[Start]

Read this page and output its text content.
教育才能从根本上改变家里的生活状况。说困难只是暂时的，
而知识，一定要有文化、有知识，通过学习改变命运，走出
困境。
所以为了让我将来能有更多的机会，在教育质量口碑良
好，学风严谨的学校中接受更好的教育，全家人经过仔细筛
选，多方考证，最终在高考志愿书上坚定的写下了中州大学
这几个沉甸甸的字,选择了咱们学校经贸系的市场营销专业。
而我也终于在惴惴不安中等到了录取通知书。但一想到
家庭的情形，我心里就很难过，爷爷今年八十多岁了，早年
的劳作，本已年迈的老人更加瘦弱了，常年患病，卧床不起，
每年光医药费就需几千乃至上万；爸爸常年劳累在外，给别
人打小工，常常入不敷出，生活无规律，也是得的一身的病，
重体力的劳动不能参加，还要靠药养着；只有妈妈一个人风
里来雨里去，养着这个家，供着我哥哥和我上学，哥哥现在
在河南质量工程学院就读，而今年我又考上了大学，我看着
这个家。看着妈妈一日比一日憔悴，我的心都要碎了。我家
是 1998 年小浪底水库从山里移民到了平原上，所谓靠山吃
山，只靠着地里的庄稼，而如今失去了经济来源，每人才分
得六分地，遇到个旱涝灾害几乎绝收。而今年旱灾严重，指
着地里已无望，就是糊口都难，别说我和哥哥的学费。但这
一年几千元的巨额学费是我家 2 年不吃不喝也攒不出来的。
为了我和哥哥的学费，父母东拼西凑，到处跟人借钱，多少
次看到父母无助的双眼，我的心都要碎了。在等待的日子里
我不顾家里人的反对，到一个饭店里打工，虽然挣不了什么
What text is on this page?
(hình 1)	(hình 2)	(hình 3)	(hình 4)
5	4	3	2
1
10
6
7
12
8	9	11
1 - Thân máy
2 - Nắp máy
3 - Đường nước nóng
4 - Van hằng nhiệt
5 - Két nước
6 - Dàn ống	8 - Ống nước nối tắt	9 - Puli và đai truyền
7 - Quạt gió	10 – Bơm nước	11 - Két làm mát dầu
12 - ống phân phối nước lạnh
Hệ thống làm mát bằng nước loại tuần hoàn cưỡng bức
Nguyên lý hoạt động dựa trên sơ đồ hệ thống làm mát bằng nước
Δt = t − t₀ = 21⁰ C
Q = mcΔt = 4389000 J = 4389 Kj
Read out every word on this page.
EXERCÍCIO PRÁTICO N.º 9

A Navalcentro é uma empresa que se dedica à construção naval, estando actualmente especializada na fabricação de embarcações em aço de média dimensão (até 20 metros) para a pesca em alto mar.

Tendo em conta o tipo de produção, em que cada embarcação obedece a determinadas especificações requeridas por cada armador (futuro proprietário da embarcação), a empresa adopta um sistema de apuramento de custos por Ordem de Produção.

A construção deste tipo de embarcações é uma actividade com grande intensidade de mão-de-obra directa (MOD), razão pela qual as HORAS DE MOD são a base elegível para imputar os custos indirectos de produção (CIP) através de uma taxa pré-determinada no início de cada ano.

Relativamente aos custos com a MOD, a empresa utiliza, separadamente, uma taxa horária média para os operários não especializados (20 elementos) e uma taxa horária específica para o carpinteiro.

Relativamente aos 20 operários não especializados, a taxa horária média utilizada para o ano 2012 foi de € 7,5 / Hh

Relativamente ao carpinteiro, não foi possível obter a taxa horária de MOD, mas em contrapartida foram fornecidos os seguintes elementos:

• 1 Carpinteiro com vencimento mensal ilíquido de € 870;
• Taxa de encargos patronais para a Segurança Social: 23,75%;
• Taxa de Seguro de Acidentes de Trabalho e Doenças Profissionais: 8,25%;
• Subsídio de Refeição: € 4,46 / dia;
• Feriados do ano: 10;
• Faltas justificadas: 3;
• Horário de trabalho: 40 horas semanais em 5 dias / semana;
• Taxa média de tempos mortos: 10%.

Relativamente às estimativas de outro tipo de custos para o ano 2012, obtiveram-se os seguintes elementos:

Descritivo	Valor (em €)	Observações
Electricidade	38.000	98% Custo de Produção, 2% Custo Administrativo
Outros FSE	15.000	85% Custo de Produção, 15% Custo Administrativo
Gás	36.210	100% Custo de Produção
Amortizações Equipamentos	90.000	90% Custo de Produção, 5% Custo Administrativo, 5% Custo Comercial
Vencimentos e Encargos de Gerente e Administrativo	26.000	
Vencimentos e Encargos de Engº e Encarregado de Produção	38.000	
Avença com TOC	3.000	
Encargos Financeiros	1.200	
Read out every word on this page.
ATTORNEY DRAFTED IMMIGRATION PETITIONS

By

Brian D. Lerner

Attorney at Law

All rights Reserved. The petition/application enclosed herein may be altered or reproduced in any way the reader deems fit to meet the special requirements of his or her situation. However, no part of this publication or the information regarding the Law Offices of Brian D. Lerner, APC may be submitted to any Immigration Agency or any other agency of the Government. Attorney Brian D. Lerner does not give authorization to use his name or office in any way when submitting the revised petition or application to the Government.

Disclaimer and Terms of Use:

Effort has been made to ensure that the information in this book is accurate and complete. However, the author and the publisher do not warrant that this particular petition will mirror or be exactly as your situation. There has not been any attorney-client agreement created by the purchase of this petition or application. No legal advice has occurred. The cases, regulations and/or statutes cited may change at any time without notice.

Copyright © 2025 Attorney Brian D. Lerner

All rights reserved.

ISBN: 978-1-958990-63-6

[End]

§ **Task statement**:
Without leaving anything out, give the entries again exactly.

§ **Answer to the task**:
Read this page and output its text content.
教育才能从根本上改变家里的生活状况。说困难只是暂时的，
而知识，一定要有文化、有知识，通过学习改变命运，走出
困境。
所以为了让我将来能有更多的机会，在教育质量口碑良
好，学风严谨的学校中接受更好的教育，全家人经过仔细筛
选，多方考证，最终在高考志愿书上坚定的写下了中州大学
这几个沉甸甸的字,选择了咱们学校经贸系的市场营销专业。
而我也终于在惴惴不安中等到了录取通知书。但一想到
家庭的情形，我心里就很难过，爷爷今年八十多岁了，早年
的劳作，本已年迈的老人更加瘦弱了，常年患病，卧床不起，
每年光医药费就需几千乃至上万；爸爸常年劳累在外，给别
人打小工，常常入不敷出，生活无规律，也是得的一身的病，
重体力的劳动不能参加，还要靠药养着；只有妈妈一个人风
里来雨里去，养着这个家，供着我哥哥和我上学，哥哥现在
在河南质量工程学院就读，而今年我又考上了大学，我看着
这个家。看着妈妈一日比一日憔悴，我的心都要碎了。我家
是 1998 年小浪底水库从山里移民到了平原上，所谓靠山吃
山，只靠着地里的庄稼，而如今失去了经济来源，每人才分
得六分地，遇到个旱涝灾害几乎绝收。而今年旱灾严重，指
着地里已无望，就是糊口都难，别说我和哥哥的学费。但这
一年几千元的巨额学费是我家 2 年不吃不喝也攒不出来的。
为了我和哥哥的学费，父母东拼西凑，到处跟人借钱，多少
次看到父母无助的双眼，我的心都要碎了。在等待的日子里
我不顾家里人的反对，到一个饭店里打工，虽然挣不了什么
What text is on this page?
(hình 1)	(hình 2)	(hình 3)	(hình 4)
5	4	3	2
1
10
6
7
12
8	9	11
1 - Thân máy
2 - Nắp máy
3 - Đường nước nóng
4 - Van hằng nhiệt
5 - Két nước
6 - Dàn ống	8 - Ống nước nối tắt	9 - Puli và đai truyền
7 - Quạt gió	10 – Bơm nước	11 - Két làm mát dầu
12 - ống phân phối nước lạnh
Hệ thống làm mát bằng nước loại tuần hoàn cưỡng bức
Nguyên lý hoạt động dựa trên sơ đồ hệ thống làm mát bằng nước
Δt = t − t₀ = 21⁰ C
Q = mcΔt = 4389000 J = 4389 Kj
Read out every word on this page.
EXERCÍCIO PRÁTICO N.º 9

A Navalcentro é uma empresa que se dedica à construção naval, estando actualmente especializada na fabricação de embarcações em aço de média dimensão (até 20 metros) para a pesca em alto mar.

Tendo em conta o tipo de produção, em que cada embarcação obedece a determinadas especificações requeridas por cada armador (futuro proprietário da embarcação), a empresa adopta um sistema de apuramento de custos por Ordem de Produção.

A construção deste tipo de embarcações é uma actividade com grande intensidade de mão-de-obra directa (MOD), razão pela qual as HORAS DE MOD são a base elegível para imputar os custos indirectos de produção (CIP) através de uma taxa pré-determinada no início de cada ano.

Relativamente aos custos com a MOD, a empresa utiliza, separadamente, uma taxa horária média para os operários não especializados (20 elementos) e uma taxa horária específica para o carpinteiro.

Relativamente aos 20 operários não especializados, a taxa horária média utilizada para o ano 2012 foi de € 7,5 / Hh

Relativamente ao carpinteiro, não foi possível obter a taxa horária de MOD, mas em contrapartida foram fornecidos os seguintes elementos:

• 1 Carpinteiro com vencimento mensal ilíquido de € 870;
• Taxa de encargos patronais para a Segurança Social: 23,75%;
• Taxa de Seguro de Acidentes de Trabalho e Doenças Profissionais: 8,25%;
• Subsídio de Refeição: € 4,46 / dia;
• Feriados do ano: 10;
• Faltas justificadas: 3;
• Horário de trabalho: 40 horas semanais em 5 dias / semana;
• Taxa média de tempos mortos: 10%.

Relativamente às estimativas de outro tipo de custos para o ano 2012, obtiveram-se os seguintes elementos:

Descritivo	Valor (em €)	Observações
Electricidade	38.000	98% Custo de Produção, 2% Custo Administrativo
Outros FSE	15.000	85% Custo de Produção, 15% Custo Administrativo
Gás	36.210	100% Custo de Produção
Amortizações Equipamentos	90.000	90% Custo de Produção, 5% Custo Administrativo, 5% Custo Comercial
Vencimentos e Encargos de Gerente e Administrativo	26.000	
Vencimentos e Encargos de Engº e Encarregado de Produção	38.000	
Avença com TOC	3.000	
Encargos Financeiros	1.200	
Read out every word on this page.
ATTORNEY DRAFTED IMMIGRATION PETITIONS

By

Brian D. Lerner

Attorney at Law

All rights Reserved. The petition/application enclosed herein may be altered or reproduced in any way the reader deems fit to meet the special requirements of his or her situation. However, no part of this publication or the information regarding the Law Offices of Brian D. Lerner, APC may be submitted to any Immigration Agency or any other agency of the Government. Attorney Brian D. Lerner does not give authorization to use his name or office in any way when submitting the revised petition or application to the Government.

Disclaimer and Terms of Use:

Effort has been made to ensure that the information in this book is accurate and complete. However, the author and the publisher do not warrant that this particular petition will mirror or be exactly as your situation. There has not been any attorney-client agreement created by the purchase of this petition or application. No legal advice has occurred. The cases, regulations and/or statutes cited may change at any time without notice.

Copyright © 2025 Attorney Brian D. Lerner

All rights reserved.

ISBN: 978-1-958990-63-6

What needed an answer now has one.